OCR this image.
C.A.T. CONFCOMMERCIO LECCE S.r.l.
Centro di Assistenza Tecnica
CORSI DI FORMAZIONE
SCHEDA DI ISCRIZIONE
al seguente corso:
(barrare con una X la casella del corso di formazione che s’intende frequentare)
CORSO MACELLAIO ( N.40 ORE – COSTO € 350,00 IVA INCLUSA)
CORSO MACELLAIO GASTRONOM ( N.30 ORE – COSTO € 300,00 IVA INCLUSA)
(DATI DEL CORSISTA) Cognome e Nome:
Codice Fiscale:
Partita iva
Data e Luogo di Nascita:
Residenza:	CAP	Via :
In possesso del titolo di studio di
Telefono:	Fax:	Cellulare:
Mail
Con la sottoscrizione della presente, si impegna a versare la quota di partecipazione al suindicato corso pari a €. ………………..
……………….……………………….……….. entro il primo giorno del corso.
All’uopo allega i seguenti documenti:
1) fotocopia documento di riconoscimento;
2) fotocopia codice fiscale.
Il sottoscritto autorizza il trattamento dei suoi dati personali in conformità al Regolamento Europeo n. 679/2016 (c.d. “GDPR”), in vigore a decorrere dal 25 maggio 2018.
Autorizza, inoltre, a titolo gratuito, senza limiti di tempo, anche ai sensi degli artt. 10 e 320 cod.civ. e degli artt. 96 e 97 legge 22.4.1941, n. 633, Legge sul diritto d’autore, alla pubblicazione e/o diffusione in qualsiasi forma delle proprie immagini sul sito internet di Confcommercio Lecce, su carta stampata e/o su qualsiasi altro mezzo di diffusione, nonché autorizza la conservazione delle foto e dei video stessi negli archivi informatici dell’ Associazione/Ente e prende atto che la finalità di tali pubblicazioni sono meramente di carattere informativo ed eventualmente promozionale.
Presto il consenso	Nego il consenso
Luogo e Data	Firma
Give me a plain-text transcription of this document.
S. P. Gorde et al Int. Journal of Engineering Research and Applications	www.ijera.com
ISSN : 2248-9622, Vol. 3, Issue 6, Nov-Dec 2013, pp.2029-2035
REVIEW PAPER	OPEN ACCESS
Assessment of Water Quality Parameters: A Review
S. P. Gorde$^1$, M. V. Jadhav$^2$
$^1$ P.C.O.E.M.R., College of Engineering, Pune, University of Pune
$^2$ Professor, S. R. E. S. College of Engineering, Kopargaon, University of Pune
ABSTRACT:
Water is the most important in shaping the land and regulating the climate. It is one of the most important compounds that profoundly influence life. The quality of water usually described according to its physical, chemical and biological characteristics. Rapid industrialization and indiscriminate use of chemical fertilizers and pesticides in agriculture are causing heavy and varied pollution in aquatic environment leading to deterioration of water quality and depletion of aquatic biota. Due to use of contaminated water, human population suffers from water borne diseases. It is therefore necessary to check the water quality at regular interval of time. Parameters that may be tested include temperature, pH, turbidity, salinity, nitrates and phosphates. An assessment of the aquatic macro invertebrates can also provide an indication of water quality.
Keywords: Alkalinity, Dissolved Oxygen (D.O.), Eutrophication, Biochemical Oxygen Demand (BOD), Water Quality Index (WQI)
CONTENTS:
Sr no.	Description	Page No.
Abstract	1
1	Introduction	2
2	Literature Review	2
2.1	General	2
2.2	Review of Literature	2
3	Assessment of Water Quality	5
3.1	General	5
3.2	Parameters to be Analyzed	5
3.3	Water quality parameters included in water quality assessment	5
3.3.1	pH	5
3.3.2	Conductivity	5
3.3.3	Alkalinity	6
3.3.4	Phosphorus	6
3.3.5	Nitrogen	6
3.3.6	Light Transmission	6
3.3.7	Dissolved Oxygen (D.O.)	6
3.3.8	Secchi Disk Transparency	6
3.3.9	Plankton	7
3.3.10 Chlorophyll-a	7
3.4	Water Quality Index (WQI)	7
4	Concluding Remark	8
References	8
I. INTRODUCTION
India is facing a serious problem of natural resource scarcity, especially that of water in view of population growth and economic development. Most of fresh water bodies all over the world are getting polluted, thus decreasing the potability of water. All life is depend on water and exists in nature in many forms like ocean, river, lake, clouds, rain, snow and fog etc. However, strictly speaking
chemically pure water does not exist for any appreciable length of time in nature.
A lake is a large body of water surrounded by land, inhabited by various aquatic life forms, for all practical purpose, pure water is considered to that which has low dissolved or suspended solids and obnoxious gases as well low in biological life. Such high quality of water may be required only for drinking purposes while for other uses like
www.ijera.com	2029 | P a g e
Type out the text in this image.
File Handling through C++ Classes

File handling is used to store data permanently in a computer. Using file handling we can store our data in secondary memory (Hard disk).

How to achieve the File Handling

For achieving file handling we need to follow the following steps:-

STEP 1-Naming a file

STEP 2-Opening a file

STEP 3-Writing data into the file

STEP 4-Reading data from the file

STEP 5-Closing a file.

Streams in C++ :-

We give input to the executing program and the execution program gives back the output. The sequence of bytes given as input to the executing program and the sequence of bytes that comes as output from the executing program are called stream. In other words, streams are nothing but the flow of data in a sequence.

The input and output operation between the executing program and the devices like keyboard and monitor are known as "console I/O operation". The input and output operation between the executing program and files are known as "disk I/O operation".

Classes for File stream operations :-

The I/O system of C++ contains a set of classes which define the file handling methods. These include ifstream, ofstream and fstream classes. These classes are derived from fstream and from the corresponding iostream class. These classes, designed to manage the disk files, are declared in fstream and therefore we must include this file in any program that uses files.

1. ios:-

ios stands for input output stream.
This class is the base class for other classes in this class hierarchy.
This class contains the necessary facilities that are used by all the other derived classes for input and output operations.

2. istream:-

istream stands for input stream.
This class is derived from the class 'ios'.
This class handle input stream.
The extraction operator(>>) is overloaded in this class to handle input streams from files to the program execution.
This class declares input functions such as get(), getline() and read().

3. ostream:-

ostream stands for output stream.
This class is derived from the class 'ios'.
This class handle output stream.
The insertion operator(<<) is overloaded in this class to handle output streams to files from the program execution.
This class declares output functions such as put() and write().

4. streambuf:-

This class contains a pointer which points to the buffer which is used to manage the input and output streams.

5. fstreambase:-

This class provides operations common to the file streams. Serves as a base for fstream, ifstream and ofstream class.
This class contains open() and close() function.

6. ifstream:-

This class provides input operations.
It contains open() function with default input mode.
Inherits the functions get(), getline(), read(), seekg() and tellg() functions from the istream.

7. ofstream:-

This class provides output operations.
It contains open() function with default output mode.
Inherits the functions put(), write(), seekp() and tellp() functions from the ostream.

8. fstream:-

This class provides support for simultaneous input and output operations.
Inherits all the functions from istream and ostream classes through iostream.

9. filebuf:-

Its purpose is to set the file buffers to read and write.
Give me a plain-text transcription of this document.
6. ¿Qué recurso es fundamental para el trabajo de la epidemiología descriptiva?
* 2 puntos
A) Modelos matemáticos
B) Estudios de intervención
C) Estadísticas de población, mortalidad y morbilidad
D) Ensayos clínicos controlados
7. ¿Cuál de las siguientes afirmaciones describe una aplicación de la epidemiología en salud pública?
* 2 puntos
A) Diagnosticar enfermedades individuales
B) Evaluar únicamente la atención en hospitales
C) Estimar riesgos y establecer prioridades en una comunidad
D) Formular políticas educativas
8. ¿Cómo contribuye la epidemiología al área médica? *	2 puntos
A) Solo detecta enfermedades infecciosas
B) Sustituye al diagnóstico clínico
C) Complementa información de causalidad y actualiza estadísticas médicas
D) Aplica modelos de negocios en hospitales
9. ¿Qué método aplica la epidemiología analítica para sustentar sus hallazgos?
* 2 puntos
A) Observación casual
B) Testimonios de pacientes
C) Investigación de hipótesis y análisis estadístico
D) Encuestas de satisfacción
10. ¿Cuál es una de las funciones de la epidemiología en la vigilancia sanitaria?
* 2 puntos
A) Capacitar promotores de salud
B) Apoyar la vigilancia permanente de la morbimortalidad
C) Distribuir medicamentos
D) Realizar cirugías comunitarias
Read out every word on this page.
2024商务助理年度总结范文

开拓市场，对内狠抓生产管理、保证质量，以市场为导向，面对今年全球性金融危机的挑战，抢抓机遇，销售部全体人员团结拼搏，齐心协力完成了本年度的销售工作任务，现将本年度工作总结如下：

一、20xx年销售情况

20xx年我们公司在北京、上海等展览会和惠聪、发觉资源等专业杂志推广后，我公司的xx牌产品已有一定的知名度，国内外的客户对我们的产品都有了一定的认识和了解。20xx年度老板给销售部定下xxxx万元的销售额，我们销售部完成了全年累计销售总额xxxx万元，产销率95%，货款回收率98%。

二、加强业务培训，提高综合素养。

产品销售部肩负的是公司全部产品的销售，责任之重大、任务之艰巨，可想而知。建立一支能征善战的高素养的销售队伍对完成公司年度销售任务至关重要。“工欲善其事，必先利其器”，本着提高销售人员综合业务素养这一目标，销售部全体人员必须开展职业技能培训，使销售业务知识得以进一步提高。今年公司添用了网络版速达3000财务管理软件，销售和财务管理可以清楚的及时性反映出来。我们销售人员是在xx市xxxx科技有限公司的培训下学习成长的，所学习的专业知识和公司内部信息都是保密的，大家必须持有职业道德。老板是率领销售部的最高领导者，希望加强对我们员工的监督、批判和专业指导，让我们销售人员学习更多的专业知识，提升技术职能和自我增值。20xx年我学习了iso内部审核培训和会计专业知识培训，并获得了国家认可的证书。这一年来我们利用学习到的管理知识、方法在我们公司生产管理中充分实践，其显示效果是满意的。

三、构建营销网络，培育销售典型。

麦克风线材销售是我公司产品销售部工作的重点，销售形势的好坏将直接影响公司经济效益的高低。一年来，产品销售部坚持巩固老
##############################
Requirement
Select all lines in the listing that include the word "hospitales".

Task response
B) Evaluar únicamente la atención en hospitales
D) Aplica modelos de negocios en hospitales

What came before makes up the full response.